== Given request ==
Retype the material that follows, keeping every word as it is.

== Dataset ==
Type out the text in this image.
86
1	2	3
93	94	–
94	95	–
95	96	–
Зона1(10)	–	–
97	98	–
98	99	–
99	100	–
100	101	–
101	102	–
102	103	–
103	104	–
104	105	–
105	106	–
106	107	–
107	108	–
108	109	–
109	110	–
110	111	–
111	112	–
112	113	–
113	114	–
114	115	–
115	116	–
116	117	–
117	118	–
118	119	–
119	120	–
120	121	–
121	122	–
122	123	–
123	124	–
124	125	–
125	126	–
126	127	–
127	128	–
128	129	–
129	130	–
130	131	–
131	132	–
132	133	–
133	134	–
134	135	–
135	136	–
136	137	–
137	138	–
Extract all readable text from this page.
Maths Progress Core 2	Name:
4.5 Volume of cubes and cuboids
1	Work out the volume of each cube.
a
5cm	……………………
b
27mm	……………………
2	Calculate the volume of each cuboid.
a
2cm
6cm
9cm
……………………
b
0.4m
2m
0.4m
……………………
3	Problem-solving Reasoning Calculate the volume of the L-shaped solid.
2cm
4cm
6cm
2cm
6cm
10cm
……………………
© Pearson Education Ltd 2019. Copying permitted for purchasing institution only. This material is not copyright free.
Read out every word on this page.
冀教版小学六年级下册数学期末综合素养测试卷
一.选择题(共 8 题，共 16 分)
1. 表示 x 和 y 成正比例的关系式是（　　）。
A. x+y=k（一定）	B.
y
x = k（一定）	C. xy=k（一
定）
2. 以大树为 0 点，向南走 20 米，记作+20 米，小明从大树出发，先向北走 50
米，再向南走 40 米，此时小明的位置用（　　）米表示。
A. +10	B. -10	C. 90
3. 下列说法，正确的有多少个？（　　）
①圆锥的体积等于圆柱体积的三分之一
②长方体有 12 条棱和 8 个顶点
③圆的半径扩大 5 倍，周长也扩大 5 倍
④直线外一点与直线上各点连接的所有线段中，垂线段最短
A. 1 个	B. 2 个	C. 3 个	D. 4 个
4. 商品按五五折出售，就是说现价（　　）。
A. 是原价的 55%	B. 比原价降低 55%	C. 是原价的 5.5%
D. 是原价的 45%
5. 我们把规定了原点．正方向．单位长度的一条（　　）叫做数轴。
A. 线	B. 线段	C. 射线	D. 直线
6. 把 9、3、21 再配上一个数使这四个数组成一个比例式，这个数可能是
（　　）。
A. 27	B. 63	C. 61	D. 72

== Task result ==
Type out the text in this image.
86
1	2	3
93	94	–
94	95	–
95	96	–
Зона1(10)	–	–
97	98	–
98	99	–
99	100	–
100	101	–
101	102	–
102	103	–
103	104	–
104	105	–
105	106	–
106	107	–
107	108	–
108	109	–
109	110	–
110	111	–
111	112	–
112	113	–
113	114	–
114	115	–
115	116	–
116	117	–
117	118	–
118	119	–
119	120	–
120	121	–
121	122	–
122	123	–
123	124	–
124	125	–
125	126	–
126	127	–
127	128	–
128	129	–
129	130	–
130	131	–
131	132	–
132	133	–
133	134	–
134	135	–
135	136	–
136	137	–
137	138	–
Extract all readable text from this page.
Maths Progress Core 2	Name:
4.5 Volume of cubes and cuboids
1	Work out the volume of each cube.
a
5cm	……………………
b
27mm	……………………
2	Calculate the volume of each cuboid.
a
2cm
6cm
9cm
……………………
b
0.4m
2m
0.4m
……………………
3	Problem-solving Reasoning Calculate the volume of the L-shaped solid.
2cm
4cm
6cm
2cm
6cm
10cm
……………………
© Pearson Education Ltd 2019. Copying permitted for purchasing institution only. This material is not copyright free.
Read out every word on this page.
冀教版小学六年级下册数学期末综合素养测试卷
一.选择题(共 8 题，共 16 分)
1. 表示 x 和 y 成正比例的关系式是（　　）。
A. x+y=k（一定）	B.
y
x = k（一定）	C. xy=k（一
定）
2. 以大树为 0 点，向南走 20 米，记作+20 米，小明从大树出发，先向北走 50
米，再向南走 40 米，此时小明的位置用（　　）米表示。
A. +10	B. -10	C. 90
3. 下列说法，正确的有多少个？（　　）
①圆锥的体积等于圆柱体积的三分之一
②长方体有 12 条棱和 8 个顶点
③圆的半径扩大 5 倍，周长也扩大 5 倍
④直线外一点与直线上各点连接的所有线段中，垂线段最短
A. 1 个	B. 2 个	C. 3 个	D. 4 个
4. 商品按五五折出售，就是说现价（　　）。
A. 是原价的 55%	B. 比原价降低 55%	C. 是原价的 5.5%
D. 是原价的 45%
5. 我们把规定了原点．正方向．单位长度的一条（　　）叫做数轴。
A. 线	B. 线段	C. 射线	D. 直线
6. 把 9、3、21 再配上一个数使这四个数组成一个比例式，这个数可能是
（　　）。
A. 27	B. 63	C. 61	D. 72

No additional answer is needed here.